*Direction*: Will you transcribe the entries that follow, exactly and in full?

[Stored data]

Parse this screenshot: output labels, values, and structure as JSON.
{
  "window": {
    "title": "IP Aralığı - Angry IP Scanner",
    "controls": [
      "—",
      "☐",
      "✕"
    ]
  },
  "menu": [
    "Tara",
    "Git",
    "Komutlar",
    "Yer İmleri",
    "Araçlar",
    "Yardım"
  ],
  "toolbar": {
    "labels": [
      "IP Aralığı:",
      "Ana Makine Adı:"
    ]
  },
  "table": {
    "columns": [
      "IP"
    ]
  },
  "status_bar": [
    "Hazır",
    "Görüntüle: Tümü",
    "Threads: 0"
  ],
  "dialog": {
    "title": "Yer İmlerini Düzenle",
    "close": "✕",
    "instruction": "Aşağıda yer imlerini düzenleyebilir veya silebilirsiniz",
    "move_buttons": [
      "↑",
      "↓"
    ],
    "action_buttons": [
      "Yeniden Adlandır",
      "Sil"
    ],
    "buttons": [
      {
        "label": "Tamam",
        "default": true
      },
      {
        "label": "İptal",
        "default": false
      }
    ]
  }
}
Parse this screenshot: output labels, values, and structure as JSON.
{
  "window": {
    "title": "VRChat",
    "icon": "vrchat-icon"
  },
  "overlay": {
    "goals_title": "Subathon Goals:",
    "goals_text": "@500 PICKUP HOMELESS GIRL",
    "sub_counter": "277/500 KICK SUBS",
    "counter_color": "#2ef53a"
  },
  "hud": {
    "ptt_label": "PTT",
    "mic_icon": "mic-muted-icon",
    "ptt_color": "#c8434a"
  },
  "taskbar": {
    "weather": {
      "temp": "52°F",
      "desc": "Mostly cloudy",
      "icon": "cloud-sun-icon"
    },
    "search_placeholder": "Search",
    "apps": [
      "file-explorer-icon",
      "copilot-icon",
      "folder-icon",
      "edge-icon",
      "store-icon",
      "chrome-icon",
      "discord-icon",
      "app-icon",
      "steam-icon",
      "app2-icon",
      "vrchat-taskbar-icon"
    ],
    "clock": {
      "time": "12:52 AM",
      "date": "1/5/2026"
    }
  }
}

*Output for this exercise*:
Parse this screenshot: output labels, values, and structure as JSON.
{
  "window": {
    "title": "IP Aralığı - Angry IP Scanner",
    "controls": [
      "—",
      "☐",
      "✕"
    ]
  },
  "menu": [
    "Tara",
    "Git",
    "Komutlar",
    "Yer İmleri",
    "Araçlar",
    "Yardım"
  ],
  "toolbar": {
    "labels": [
      "IP Aralığı:",
      "Ana Makine Adı:"
    ]
  },
  "table": {
    "columns": [
      "IP"
    ]
  },
  "status_bar": [
    "Hazır",
    "Görüntüle: Tümü",
    "Threads: 0"
  ],
  "dialog": {
    "title": "Yer İmlerini Düzenle",
    "close": "✕",
    "instruction": "Aşağıda yer imlerini düzenleyebilir veya silebilirsiniz",
    "move_buttons": [
      "↑",
      "↓"
    ],
    "action_buttons": [
      "Yeniden Adlandır",
      "Sil"
    ],
    "buttons": [
      {
        "label": "Tamam",
        "default": true
      },
      {
        "label": "İptal",
        "default": false
      }
    ]
  }
}
Parse this screenshot: output labels, values, and structure as JSON.
{
  "window": {
    "title": "VRChat",
    "icon": "vrchat-icon"
  },
  "overlay": {
    "goals_title": "Subathon Goals:",
    "goals_text": "@500 PICKUP HOMELESS GIRL",
    "sub_counter": "277/500 KICK SUBS",
    "counter_color": "#2ef53a"
  },
  "hud": {
    "ptt_label": "PTT",
    "mic_icon": "mic-muted-icon",
    "ptt_color": "#c8434a"
  },
  "taskbar": {
    "weather": {
      "temp": "52°F",
      "desc": "Mostly cloudy",
      "icon": "cloud-sun-icon"
    },
    "search_placeholder": "Search",
    "apps": [
      "file-explorer-icon",
      "copilot-icon",
      "folder-icon",
      "edge-icon",
      "store-icon",
      "chrome-icon",
      "discord-icon",
      "app-icon",
      "steam-icon",
      "app2-icon",
      "vrchat-taskbar-icon"
    ],
    "clock": {
      "time": "12:52 AM",
      "date": "1/5/2026"
    }
  }
}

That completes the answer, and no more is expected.